Entries taken from a collection:
......

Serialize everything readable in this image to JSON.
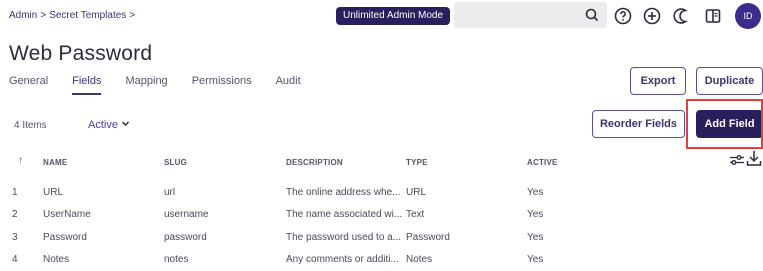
{
  "breadcrumb": {
    "root": "Admin",
    "sep1": ">",
    "section": "Secret Templates",
    "sep2": ">"
  },
  "mode_badge": "Unlimited Admin Mode",
  "avatar_initials": "ID",
  "page_title": "Web Password",
  "tabs": [
    {
      "label": "General",
      "active": false
    },
    {
      "label": "Fields",
      "active": true
    },
    {
      "label": "Mapping",
      "active": false
    },
    {
      "label": "Permissions",
      "active": false
    },
    {
      "label": "Audit",
      "active": false
    }
  ],
  "buttons": {
    "export": "Export",
    "duplicate": "Duplicate",
    "reorder": "Reorder Fields",
    "add_field": "Add Field"
  },
  "items_count": "4 Items",
  "active_filter": "Active",
  "table": {
    "headers": {
      "sort": "↑",
      "name": "NAME",
      "slug": "SLUG",
      "description": "DESCRIPTION",
      "type": "TYPE",
      "active": "ACTIVE"
    },
    "rows": [
      {
        "num": "1",
        "name": "URL",
        "slug": "url",
        "description": "The online address whe...",
        "type": "URL",
        "active": "Yes"
      },
      {
        "num": "2",
        "name": "UserName",
        "slug": "username",
        "description": "The name associated wi...",
        "type": "Text",
        "active": "Yes"
      },
      {
        "num": "3",
        "name": "Password",
        "slug": "password",
        "description": "The password used to a...",
        "type": "Password",
        "active": "Yes"
      },
      {
        "num": "4",
        "name": "Notes",
        "slug": "notes",
        "description": "Any comments or additi...",
        "type": "Notes",
        "active": "Yes"
      }
    ]
  },
  "colors": {
    "brand": "#2a1f5c",
    "accent": "#4b3fb0",
    "highlight": "#e0403a"
  },
  "icons": [
    "search-icon",
    "help-icon",
    "add-circle-icon",
    "dark-mode-icon",
    "panel-icon",
    "filter-settings-icon",
    "download-icon",
    "chevron-down-icon"
  ]
}
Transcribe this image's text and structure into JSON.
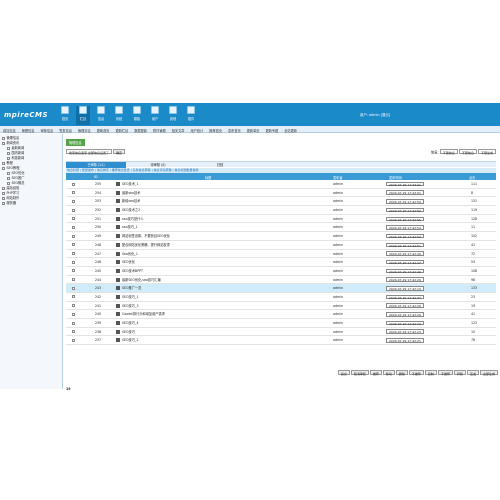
{
  "app": {
    "logo": "mpireCMS",
    "user_line": "用户: admin  [退出]"
  },
  "toolbar": [
    "首页",
    "栏目",
    "信息",
    "系统",
    "模板",
    "用户",
    "其他",
    "插件"
  ],
  "menubar": [
    "增加信息",
    "管理信息",
    "审核信息",
    "签发信息",
    "管理评论",
    "更新首页",
    "更新栏目",
    "数据更新",
    "附件管理",
    "相关文章",
    "用户统计",
    "推荐首页",
    "发布首页",
    "更新单页",
    "更新专题",
    "全站更新"
  ],
  "sidebar": {
    "items": [
      {
        "label": "管理信息",
        "level": 1
      },
      {
        "label": "新闻资讯",
        "level": 1
      },
      {
        "label": "最新新闻",
        "level": 2
      },
      {
        "label": "国内新闻",
        "level": 2
      },
      {
        "label": "科技新闻",
        "level": 2
      },
      {
        "label": "教程",
        "level": 1
      },
      {
        "label": "SEO教程",
        "level": 1
      },
      {
        "label": "SEO优化",
        "level": 2
      },
      {
        "label": "SEO推广",
        "level": 2
      },
      {
        "label": "SEO概念",
        "level": 2
      },
      {
        "label": "建站经验",
        "level": 1
      },
      {
        "label": "PHP学习",
        "level": 1
      },
      {
        "label": "网站制作",
        "level": 1
      },
      {
        "label": "服务器",
        "level": 1
      }
    ]
  },
  "main": {
    "badge": "管理信息",
    "filter_select": "搜索信息选项  全部信息设置了",
    "filter_btn": "确定",
    "right_label": "信息:",
    "right_selects": [
      "不限信息",
      "不限信息",
      "不限生成"
    ],
    "tabs": [
      "已审核 (24)",
      "待审核 (0)",
      "归档"
    ],
    "ops": "信息标题 | 批量发布 | 信息排序 | 推荐信息集合 | 头条信息转移 | 信息评论转移 | 信息标题批量替换",
    "columns": {
      "id": "ID",
      "title": "标题",
      "author": "发布者",
      "time": "发布时间",
      "views": "点击"
    },
    "rows": [
      {
        "id": "255",
        "title": "SEO技术_1",
        "author": "admin",
        "time": "2020-07-29 17:43:01",
        "views": "111"
      },
      {
        "id": "254",
        "title": "最新seo技术",
        "author": "admin",
        "time": "2020-07-29 17:43:01",
        "views": "8"
      },
      {
        "id": "253",
        "title": "新增seo技术",
        "author": "admin",
        "time": "2020-07-29 17:42:59",
        "views": "131"
      },
      {
        "id": "252",
        "title": "SEO技术之2",
        "author": "admin",
        "time": "2020-07-29 17:42:56",
        "views": "119"
      },
      {
        "id": "251",
        "title": "seo技巧是什么",
        "author": "admin",
        "time": "2020-07-29 17:42:55",
        "views": "128"
      },
      {
        "id": "250",
        "title": "seo技巧_1",
        "author": "admin",
        "time": "2020-07-29 17:42:54",
        "views": "11"
      },
      {
        "id": "249",
        "title": "网站标签设置、不要盲目SEO优化",
        "author": "admin",
        "time": "2020-07-29 17:42:53",
        "views": "102"
      },
      {
        "id": "248",
        "title": "配合网站优化策略、提升网站权重",
        "author": "admin",
        "time": "2020-07-29 17:42:51",
        "views": "41"
      },
      {
        "id": "247",
        "title": "Seo优化_1",
        "author": "admin",
        "time": "2020-07-29 17:42:49",
        "views": "72"
      },
      {
        "id": "246",
        "title": "SEO优化",
        "author": "admin",
        "time": "2020-07-29 17:42:47",
        "views": "53"
      },
      {
        "id": "245",
        "title": "SEO技术BPPT",
        "author": "admin",
        "time": "2020-07-29 17:42:40",
        "views": "108"
      },
      {
        "id": "244",
        "title": "最新SEO优化,seo技巧汇编",
        "author": "admin",
        "time": "2020-07-29 17:42:29",
        "views": "98"
      },
      {
        "id": "243",
        "title": "SEO推广一览",
        "author": "admin",
        "time": "2020-07-29 17:42:19",
        "views": "133"
      },
      {
        "id": "242",
        "title": "SEO技巧_1",
        "author": "admin",
        "time": "2020-07-29 17:42:37",
        "views": "23"
      },
      {
        "id": "241",
        "title": "SEO技巧_3",
        "author": "admin",
        "time": "2020-07-29 17:42:26",
        "views": "19"
      },
      {
        "id": "240",
        "title": "Coodel排行乐和增加用户需求",
        "author": "admin",
        "time": "2020-07-29 17:42:26",
        "views": "41"
      },
      {
        "id": "239",
        "title": "SEO技巧_4",
        "author": "admin",
        "time": "2020-07-29 17:42:24",
        "views": "123"
      },
      {
        "id": "238",
        "title": "SEO技巧",
        "author": "admin",
        "time": "2020-07-29 17:42:23",
        "views": "10"
      },
      {
        "id": "237",
        "title": "SEO技巧_2",
        "author": "admin",
        "time": "2020-07-29 17:42:21",
        "views": "78"
      }
    ],
    "highlight_row": 12,
    "bottom_buttons": [
      "提交",
      "取消审核",
      "推荐",
      "移动",
      "删除",
      "不推荐",
      "复制",
      "不推荐",
      "转移",
      "签发",
      "全部生成"
    ],
    "pager": "19"
  }
}
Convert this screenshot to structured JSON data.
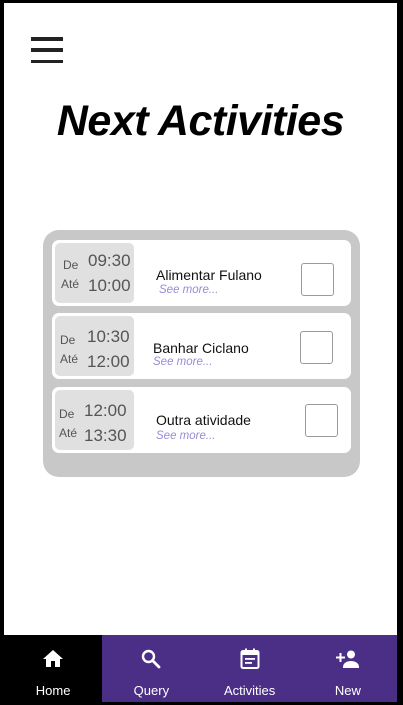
{
  "header": {
    "menu_icon": "hamburger-menu-icon"
  },
  "page": {
    "title": "Next Activities"
  },
  "activities": [
    {
      "from_label": "De",
      "to_label": "Até",
      "start": "09:30",
      "end": "10:00",
      "title": "Alimentar Fulano",
      "see_more": "See more...",
      "checked": false
    },
    {
      "from_label": "De",
      "to_label": "Até",
      "start": "10:30",
      "end": "12:00",
      "title": "Banhar Ciclano",
      "see_more": "See more...",
      "checked": false
    },
    {
      "from_label": "De",
      "to_label": "Até",
      "start": "12:00",
      "end": "13:30",
      "title": "Outra atividade",
      "see_more": "See more...",
      "checked": false
    }
  ],
  "nav": {
    "items": [
      {
        "label": "Home",
        "icon": "home-icon",
        "active": true
      },
      {
        "label": "Query",
        "icon": "search-icon",
        "active": false
      },
      {
        "label": "Activities",
        "icon": "calendar-icon",
        "active": false
      },
      {
        "label": "New",
        "icon": "add-person-icon",
        "active": false
      }
    ]
  },
  "colors": {
    "nav_background": "#4b2f86",
    "nav_active": "#000000",
    "see_more": "#9b8ad6",
    "panel": "#c8c8c8",
    "time_box": "#e0e0e0"
  }
}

......

## What needs to be done
Starting at the line with "Convert this screenshot", output each line through the final one of the listing above, and nothing else. Pictures are to be left out.

## Exercise result
Convert this screenshot to structured JSON data.
{
  "header": {
    "menu_icon": "hamburger-menu-icon"
  },
  "page": {
    "title": "Next Activities"
  },
  "activities": [
    {
      "from_label": "De",
      "to_label": "Até",
      "start": "09:30",
      "end": "10:00",
      "title": "Alimentar Fulano",
      "see_more": "See more...",
      "checked": false
    },
    {
      "from_label": "De",
      "to_label": "Até",
      "start": "10:30",
      "end": "12:00",
      "title": "Banhar Ciclano",
      "see_more": "See more...",
      "checked": false
    },
    {
      "from_label": "De",
      "to_label": "Até",
      "start": "12:00",
      "end": "13:30",
      "title": "Outra atividade",
      "see_more": "See more...",
      "checked": false
    }
  ],
  "nav": {
    "items": [
      {
        "label": "Home",
        "icon": "home-icon",
        "active": true
      },
      {
        "label": "Query",
        "icon": "search-icon",
        "active": false
      },
      {
        "label": "Activities",
        "icon": "calendar-icon",
        "active": false
      },
      {
        "label": "New",
        "icon": "add-person-icon",
        "active": false
      }
    ]
  },
  "colors": {
    "nav_background": "#4b2f86",
    "nav_active": "#000000",
    "see_more": "#9b8ad6",
    "panel": "#c8c8c8",
    "time_box": "#e0e0e0"
  }
}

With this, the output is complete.